## Prompt
Write out all lines holding the word "Component".

## Recorded information
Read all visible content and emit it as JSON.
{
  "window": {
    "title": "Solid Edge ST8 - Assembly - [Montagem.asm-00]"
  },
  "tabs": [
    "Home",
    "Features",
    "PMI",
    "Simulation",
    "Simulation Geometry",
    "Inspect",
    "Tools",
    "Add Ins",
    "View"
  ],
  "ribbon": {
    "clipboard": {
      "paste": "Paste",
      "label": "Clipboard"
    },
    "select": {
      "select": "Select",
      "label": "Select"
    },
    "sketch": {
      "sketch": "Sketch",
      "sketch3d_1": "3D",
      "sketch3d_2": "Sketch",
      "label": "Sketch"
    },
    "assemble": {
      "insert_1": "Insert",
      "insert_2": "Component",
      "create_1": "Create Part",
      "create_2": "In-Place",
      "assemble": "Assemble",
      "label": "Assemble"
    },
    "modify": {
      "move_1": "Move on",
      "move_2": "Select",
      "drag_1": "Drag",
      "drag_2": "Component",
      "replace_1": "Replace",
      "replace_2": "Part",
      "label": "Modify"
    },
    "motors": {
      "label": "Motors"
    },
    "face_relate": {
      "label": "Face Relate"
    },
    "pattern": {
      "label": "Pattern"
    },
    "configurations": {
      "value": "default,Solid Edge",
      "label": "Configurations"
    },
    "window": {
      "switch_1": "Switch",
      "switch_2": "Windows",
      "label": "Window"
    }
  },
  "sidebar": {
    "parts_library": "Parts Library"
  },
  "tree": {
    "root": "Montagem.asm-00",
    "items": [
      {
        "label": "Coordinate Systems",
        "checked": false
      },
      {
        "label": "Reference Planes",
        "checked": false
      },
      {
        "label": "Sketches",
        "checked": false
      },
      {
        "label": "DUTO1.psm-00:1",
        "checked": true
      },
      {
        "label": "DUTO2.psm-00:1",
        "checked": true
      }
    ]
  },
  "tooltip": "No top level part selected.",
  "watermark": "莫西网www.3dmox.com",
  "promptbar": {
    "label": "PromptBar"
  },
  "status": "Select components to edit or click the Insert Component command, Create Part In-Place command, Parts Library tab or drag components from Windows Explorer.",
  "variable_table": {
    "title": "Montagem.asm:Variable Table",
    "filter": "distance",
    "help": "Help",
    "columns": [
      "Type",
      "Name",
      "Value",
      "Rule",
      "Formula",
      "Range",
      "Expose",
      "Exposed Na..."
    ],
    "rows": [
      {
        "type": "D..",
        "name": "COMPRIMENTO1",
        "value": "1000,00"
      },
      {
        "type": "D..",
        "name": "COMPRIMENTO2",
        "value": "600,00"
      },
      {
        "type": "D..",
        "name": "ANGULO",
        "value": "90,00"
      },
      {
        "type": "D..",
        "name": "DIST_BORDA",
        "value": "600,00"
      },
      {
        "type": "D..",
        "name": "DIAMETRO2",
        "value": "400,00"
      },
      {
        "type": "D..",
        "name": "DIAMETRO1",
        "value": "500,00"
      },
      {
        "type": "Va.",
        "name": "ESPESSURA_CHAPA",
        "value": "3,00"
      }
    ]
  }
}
--
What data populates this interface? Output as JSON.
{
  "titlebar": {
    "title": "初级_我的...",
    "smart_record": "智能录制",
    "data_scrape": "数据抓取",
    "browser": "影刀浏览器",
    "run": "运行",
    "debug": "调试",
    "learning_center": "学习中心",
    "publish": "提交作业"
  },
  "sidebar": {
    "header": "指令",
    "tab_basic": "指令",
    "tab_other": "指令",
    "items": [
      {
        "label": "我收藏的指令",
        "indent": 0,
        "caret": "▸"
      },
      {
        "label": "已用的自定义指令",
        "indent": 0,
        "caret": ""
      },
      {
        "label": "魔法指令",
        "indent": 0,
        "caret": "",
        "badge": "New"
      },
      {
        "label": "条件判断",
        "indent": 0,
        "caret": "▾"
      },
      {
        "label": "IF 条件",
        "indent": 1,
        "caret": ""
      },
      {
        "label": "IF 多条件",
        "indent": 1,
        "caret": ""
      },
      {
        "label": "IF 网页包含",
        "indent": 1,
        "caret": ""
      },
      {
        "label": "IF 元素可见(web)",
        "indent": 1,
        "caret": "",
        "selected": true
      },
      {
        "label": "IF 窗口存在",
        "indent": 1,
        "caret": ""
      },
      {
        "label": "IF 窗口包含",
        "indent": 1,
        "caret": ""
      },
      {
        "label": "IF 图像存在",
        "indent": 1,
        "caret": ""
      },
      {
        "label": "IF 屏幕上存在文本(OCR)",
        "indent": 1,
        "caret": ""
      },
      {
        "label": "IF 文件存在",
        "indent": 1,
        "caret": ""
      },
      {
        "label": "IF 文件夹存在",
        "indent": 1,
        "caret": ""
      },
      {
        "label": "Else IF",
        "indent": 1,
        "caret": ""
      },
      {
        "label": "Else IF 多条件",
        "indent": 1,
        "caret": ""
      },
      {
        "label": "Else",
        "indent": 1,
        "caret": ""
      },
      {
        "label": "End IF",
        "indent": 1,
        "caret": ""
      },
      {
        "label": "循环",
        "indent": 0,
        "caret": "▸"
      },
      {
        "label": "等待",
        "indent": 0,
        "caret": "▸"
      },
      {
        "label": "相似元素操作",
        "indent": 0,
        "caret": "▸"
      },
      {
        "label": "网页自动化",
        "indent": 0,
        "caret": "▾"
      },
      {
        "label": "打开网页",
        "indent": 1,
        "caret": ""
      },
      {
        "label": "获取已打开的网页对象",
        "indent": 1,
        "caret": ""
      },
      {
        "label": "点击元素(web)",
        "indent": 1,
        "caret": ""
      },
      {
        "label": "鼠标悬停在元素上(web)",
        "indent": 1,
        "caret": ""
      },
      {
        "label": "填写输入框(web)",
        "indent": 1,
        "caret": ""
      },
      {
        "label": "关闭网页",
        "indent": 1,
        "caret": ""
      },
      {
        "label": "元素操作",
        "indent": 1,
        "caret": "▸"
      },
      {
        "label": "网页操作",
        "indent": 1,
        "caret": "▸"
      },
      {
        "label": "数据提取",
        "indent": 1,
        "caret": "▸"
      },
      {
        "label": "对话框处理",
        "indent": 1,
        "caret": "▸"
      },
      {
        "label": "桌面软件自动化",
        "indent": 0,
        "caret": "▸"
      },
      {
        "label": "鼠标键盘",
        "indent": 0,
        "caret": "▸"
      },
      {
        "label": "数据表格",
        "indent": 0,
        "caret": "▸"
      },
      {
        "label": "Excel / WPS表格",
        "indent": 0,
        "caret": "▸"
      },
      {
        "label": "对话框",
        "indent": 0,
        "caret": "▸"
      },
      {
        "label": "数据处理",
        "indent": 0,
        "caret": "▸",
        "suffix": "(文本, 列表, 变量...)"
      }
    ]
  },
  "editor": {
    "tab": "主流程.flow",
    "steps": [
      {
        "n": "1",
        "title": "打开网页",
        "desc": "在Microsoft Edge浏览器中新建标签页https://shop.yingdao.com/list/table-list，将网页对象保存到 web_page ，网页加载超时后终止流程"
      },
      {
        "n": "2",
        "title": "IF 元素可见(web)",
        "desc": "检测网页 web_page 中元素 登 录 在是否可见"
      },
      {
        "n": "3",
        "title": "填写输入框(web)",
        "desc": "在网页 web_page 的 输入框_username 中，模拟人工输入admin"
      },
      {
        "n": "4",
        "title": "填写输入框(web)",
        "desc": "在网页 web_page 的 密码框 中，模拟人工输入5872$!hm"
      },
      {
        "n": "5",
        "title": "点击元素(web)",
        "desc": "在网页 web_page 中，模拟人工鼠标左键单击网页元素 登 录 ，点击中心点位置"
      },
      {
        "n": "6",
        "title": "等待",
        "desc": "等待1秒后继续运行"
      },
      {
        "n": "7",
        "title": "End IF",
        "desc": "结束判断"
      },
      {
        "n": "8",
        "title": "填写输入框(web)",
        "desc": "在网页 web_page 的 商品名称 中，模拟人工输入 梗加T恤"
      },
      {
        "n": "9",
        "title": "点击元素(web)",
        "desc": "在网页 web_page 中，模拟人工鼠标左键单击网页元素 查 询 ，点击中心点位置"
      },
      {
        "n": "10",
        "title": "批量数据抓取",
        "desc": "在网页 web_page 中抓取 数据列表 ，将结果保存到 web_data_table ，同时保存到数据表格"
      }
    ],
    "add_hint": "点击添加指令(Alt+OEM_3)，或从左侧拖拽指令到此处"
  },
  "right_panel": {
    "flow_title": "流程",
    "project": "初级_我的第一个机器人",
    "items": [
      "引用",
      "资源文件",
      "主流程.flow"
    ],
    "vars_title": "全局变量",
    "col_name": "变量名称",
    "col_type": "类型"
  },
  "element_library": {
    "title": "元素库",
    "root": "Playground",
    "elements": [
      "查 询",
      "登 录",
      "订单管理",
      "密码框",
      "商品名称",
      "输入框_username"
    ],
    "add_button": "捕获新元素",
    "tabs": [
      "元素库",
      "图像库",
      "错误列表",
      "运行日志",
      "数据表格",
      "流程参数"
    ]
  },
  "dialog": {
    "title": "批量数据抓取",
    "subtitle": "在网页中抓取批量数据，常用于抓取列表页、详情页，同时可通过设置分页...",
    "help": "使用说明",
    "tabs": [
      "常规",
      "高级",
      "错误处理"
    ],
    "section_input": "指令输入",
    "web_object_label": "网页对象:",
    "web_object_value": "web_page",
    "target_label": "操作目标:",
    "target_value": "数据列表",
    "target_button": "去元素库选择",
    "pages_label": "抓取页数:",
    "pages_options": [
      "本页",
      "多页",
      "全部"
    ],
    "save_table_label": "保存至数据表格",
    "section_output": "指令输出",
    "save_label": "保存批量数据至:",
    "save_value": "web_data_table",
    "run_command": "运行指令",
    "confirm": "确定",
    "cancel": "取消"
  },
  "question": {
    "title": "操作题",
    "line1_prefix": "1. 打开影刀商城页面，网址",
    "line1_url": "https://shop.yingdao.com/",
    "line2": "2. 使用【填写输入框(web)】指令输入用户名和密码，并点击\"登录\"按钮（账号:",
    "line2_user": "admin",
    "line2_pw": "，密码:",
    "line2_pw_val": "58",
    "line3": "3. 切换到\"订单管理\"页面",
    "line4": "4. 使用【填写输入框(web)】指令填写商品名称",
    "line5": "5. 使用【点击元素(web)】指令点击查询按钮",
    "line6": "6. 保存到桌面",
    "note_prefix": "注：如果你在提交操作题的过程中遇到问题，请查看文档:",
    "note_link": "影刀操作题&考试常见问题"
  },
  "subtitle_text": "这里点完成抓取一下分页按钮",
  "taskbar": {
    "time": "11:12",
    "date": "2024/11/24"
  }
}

## Solved problem
      "insert_2": "Component",
      "drag_2": "Component",
  "status": "Select components to edit or click the Insert Component command, Create Part In-Place command, Parts Library tab or drag components from Windows Explorer.",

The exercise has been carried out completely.